> [Exercise details] Reproduce each line of the records below word for word, with no change to wording, numbers or order.

[BEGIN Data lines]

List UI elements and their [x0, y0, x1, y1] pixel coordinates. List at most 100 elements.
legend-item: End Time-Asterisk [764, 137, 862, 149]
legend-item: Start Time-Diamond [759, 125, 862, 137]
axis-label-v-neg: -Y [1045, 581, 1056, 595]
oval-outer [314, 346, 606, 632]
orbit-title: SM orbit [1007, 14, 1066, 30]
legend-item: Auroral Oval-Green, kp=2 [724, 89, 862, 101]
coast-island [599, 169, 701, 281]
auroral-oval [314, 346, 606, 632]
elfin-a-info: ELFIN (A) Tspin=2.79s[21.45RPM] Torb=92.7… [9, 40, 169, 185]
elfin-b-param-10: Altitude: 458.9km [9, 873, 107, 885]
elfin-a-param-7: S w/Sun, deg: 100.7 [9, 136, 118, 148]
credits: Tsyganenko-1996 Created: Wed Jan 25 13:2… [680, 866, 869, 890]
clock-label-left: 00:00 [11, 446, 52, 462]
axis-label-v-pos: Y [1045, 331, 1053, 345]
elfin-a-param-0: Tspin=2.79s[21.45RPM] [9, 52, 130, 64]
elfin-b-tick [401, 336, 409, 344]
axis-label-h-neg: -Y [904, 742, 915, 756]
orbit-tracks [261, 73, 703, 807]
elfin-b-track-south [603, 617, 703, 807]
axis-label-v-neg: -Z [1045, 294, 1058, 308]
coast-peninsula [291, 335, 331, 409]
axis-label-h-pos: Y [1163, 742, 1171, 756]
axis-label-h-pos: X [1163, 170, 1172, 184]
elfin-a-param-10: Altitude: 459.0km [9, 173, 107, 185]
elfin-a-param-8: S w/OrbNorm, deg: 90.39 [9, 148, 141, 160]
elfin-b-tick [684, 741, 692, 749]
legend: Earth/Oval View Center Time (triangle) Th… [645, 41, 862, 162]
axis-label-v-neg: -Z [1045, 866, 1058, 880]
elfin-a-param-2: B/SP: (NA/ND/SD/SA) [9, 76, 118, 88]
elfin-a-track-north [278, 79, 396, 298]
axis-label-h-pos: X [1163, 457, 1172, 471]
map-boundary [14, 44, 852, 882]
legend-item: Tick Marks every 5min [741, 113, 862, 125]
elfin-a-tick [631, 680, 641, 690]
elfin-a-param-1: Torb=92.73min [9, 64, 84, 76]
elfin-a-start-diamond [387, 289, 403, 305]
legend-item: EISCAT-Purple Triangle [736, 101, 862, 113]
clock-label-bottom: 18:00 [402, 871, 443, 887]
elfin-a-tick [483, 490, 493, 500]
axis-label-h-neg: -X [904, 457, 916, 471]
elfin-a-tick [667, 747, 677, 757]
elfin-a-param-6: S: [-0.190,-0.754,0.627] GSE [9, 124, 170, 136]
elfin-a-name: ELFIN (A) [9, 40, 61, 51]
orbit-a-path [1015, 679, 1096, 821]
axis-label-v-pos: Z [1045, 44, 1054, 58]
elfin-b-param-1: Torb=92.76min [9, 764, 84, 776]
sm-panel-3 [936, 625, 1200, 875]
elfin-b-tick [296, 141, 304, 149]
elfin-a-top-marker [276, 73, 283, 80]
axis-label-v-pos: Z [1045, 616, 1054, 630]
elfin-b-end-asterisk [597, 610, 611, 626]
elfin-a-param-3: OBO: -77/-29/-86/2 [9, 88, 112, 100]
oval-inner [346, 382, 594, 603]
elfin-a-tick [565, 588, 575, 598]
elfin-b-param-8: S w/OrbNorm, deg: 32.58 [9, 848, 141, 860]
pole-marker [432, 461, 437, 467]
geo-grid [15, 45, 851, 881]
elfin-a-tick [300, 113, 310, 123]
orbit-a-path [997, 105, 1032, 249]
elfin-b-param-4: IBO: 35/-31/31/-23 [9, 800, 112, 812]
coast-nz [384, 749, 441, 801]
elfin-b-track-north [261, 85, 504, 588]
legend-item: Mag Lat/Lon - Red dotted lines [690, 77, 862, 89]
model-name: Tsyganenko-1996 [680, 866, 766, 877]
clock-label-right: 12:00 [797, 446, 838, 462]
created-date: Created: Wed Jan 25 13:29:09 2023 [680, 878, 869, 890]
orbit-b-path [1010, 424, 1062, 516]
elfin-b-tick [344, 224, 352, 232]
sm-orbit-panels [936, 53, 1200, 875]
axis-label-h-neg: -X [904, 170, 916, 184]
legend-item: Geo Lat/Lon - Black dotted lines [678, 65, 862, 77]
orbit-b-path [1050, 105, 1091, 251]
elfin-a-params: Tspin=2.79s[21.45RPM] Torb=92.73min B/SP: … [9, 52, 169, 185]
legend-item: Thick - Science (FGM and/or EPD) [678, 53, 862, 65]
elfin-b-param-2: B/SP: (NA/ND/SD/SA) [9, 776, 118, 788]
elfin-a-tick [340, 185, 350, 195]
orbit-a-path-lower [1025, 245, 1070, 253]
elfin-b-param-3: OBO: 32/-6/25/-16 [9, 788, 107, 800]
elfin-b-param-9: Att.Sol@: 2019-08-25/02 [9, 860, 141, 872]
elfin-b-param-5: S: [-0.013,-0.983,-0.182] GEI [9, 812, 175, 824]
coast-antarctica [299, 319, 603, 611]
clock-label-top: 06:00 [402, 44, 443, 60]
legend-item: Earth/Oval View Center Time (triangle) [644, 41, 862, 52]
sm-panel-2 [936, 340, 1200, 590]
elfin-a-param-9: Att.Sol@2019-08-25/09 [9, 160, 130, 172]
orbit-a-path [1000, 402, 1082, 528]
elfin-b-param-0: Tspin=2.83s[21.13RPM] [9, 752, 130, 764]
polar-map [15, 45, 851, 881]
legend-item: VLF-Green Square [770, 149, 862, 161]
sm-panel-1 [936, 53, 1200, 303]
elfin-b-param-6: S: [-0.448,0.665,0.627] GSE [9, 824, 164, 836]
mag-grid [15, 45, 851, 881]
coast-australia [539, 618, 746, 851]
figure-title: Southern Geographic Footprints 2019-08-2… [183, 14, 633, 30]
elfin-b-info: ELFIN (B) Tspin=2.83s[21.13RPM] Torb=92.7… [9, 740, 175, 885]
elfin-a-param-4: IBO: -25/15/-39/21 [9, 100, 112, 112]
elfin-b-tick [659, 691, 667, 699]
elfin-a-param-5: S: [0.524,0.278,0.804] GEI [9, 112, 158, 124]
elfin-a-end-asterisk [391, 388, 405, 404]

[END Data lines]

> [Exercise result]
List UI elements and their [x0, y0, x1, y1] pixel coordinates. List at most 100 elements.
legend-item: End Time-Asterisk [764, 137, 862, 149]
legend-item: Start Time-Diamond [759, 125, 862, 137]
axis-label-v-neg: -Y [1045, 581, 1056, 595]
oval-outer [314, 346, 606, 632]
orbit-title: SM orbit [1007, 14, 1066, 30]
legend-item: Auroral Oval-Green, kp=2 [724, 89, 862, 101]
coast-island [599, 169, 701, 281]
auroral-oval [314, 346, 606, 632]
elfin-a-info: ELFIN (A) Tspin=2.79s[21.45RPM] Torb=92.7… [9, 40, 169, 185]
elfin-b-param-10: Altitude: 458.9km [9, 873, 107, 885]
elfin-a-param-7: S w/Sun, deg: 100.7 [9, 136, 118, 148]
credits: Tsyganenko-1996 Created: Wed Jan 25 13:2… [680, 866, 869, 890]
clock-label-left: 00:00 [11, 446, 52, 462]
axis-label-v-pos: Y [1045, 331, 1053, 345]
elfin-a-param-0: Tspin=2.79s[21.45RPM] [9, 52, 130, 64]
elfin-b-tick [401, 336, 409, 344]
axis-label-h-neg: -Y [904, 742, 915, 756]
orbit-tracks [261, 73, 703, 807]
elfin-b-track-south [603, 617, 703, 807]
axis-label-v-neg: -Z [1045, 294, 1058, 308]
coast-peninsula [291, 335, 331, 409]
axis-label-h-pos: Y [1163, 742, 1171, 756]
axis-label-h-pos: X [1163, 170, 1172, 184]
elfin-a-param-10: Altitude: 459.0km [9, 173, 107, 185]
elfin-a-param-8: S w/OrbNorm, deg: 90.39 [9, 148, 141, 160]
elfin-b-tick [684, 741, 692, 749]
legend: Earth/Oval View Center Time (triangle) Th… [645, 41, 862, 162]
axis-label-v-neg: -Z [1045, 866, 1058, 880]
elfin-a-param-2: B/SP: (NA/ND/SD/SA) [9, 76, 118, 88]
elfin-a-track-north [278, 79, 396, 298]
axis-label-h-pos: X [1163, 457, 1172, 471]
map-boundary [14, 44, 852, 882]
legend-item: Tick Marks every 5min [741, 113, 862, 125]
elfin-a-tick [631, 680, 641, 690]
elfin-a-param-1: Torb=92.73min [9, 64, 84, 76]
elfin-a-start-diamond [387, 289, 403, 305]
legend-item: EISCAT-Purple Triangle [736, 101, 862, 113]
clock-label-bottom: 18:00 [402, 871, 443, 887]
elfin-a-tick [483, 490, 493, 500]
axis-label-h-neg: -X [904, 457, 916, 471]
elfin-a-tick [667, 747, 677, 757]
elfin-a-param-6: S: [-0.190,-0.754,0.627] GSE [9, 124, 170, 136]
elfin-a-name: ELFIN (A) [9, 40, 61, 51]
orbit-a-path [1015, 679, 1096, 821]
axis-label-v-pos: Z [1045, 44, 1054, 58]
elfin-b-param-1: Torb=92.76min [9, 764, 84, 776]
sm-panel-3 [936, 625, 1200, 875]
elfin-b-tick [296, 141, 304, 149]
elfin-a-top-marker [276, 73, 283, 80]
axis-label-v-pos: Z [1045, 616, 1054, 630]
elfin-b-end-asterisk [597, 610, 611, 626]
elfin-a-param-3: OBO: -77/-29/-86/2 [9, 88, 112, 100]
oval-inner [346, 382, 594, 603]
elfin-a-tick [565, 588, 575, 598]
elfin-b-param-8: S w/OrbNorm, deg: 32.58 [9, 848, 141, 860]
pole-marker [432, 461, 437, 467]
geo-grid [15, 45, 851, 881]
elfin-a-tick [300, 113, 310, 123]
orbit-a-path [997, 105, 1032, 249]
elfin-b-param-4: IBO: 35/-31/31/-23 [9, 800, 112, 812]
coast-nz [384, 749, 441, 801]
elfin-b-track-north [261, 85, 504, 588]
legend-item: Mag Lat/Lon - Red dotted lines [690, 77, 862, 89]
model-name: Tsyganenko-1996 [680, 866, 766, 877]
clock-label-right: 12:00 [797, 446, 838, 462]
created-date: Created: Wed Jan 25 13:29:09 2023 [680, 878, 869, 890]
orbit-b-path [1010, 424, 1062, 516]
elfin-b-tick [344, 224, 352, 232]
sm-orbit-panels [936, 53, 1200, 875]
axis-label-h-neg: -X [904, 170, 916, 184]
legend-item: Geo Lat/Lon - Black dotted lines [678, 65, 862, 77]
orbit-b-path [1050, 105, 1091, 251]
elfin-a-params: Tspin=2.79s[21.45RPM] Torb=92.73min B/SP: … [9, 52, 169, 185]
legend-item: Thick - Science (FGM and/or EPD) [678, 53, 862, 65]
elfin-b-param-2: B/SP: (NA/ND/SD/SA) [9, 776, 118, 788]
elfin-a-tick [340, 185, 350, 195]
orbit-a-path-lower [1025, 245, 1070, 253]
elfin-b-param-3: OBO: 32/-6/25/-16 [9, 788, 107, 800]
elfin-b-param-9: Att.Sol@: 2019-08-25/02 [9, 860, 141, 872]
elfin-b-param-5: S: [-0.013,-0.983,-0.182] GEI [9, 812, 175, 824]
coast-antarctica [299, 319, 603, 611]
clock-label-top: 06:00 [402, 44, 443, 60]
legend-item: Earth/Oval View Center Time (triangle) [644, 41, 862, 52]
sm-panel-2 [936, 340, 1200, 590]
elfin-a-param-9: Att.Sol@2019-08-25/09 [9, 160, 130, 172]
orbit-a-path [1000, 402, 1082, 528]
elfin-b-param-0: Tspin=2.83s[21.13RPM] [9, 752, 130, 764]
polar-map [15, 45, 851, 881]
legend-item: VLF-Green Square [770, 149, 862, 161]
sm-panel-1 [936, 53, 1200, 303]
elfin-b-param-6: S: [-0.448,0.665,0.627] GSE [9, 824, 164, 836]
mag-grid [15, 45, 851, 881]
coast-australia [539, 618, 746, 851]
figure-title: Southern Geographic Footprints 2019-08-2… [183, 14, 633, 30]
elfin-b-info: ELFIN (B) Tspin=2.83s[21.13RPM] Torb=92.7… [9, 740, 175, 885]
elfin-a-param-4: IBO: -25/15/-39/21 [9, 100, 112, 112]
elfin-b-tick [659, 691, 667, 699]
elfin-a-param-5: S: [0.524,0.278,0.804] GEI [9, 112, 158, 124]
elfin-a-end-asterisk [391, 388, 405, 404]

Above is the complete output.